* Start *

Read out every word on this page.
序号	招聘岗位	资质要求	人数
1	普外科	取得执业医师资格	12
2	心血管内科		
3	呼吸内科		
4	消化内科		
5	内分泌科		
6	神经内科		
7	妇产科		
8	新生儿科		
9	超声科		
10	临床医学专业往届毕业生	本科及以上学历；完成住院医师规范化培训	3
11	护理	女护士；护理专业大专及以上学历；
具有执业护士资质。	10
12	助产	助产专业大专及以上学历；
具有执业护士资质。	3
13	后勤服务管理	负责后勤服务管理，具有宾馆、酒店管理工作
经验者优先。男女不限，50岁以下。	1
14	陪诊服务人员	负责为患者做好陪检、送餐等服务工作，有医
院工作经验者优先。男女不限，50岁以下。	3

* End *

* **SET PROBLEM**: The records above are to be copied in full, exactly as written.

* **RESULT**:
Read out every word on this page.
序号	招聘岗位	资质要求	人数
1	普外科	取得执业医师资格	12
2	心血管内科		
3	呼吸内科		
4	消化内科		
5	内分泌科		
6	神经内科		
7	妇产科		
8	新生儿科		
9	超声科		
10	临床医学专业往届毕业生	本科及以上学历；完成住院医师规范化培训	3
11	护理	女护士；护理专业大专及以上学历；
具有执业护士资质。	10
12	助产	助产专业大专及以上学历；
具有执业护士资质。	3
13	后勤服务管理	负责后勤服务管理，具有宾馆、酒店管理工作
经验者优先。男女不限，50岁以下。	1
14	陪诊服务人员	负责为患者做好陪检、送餐等服务工作，有医
院工作经验者优先。男女不限，50岁以下。	3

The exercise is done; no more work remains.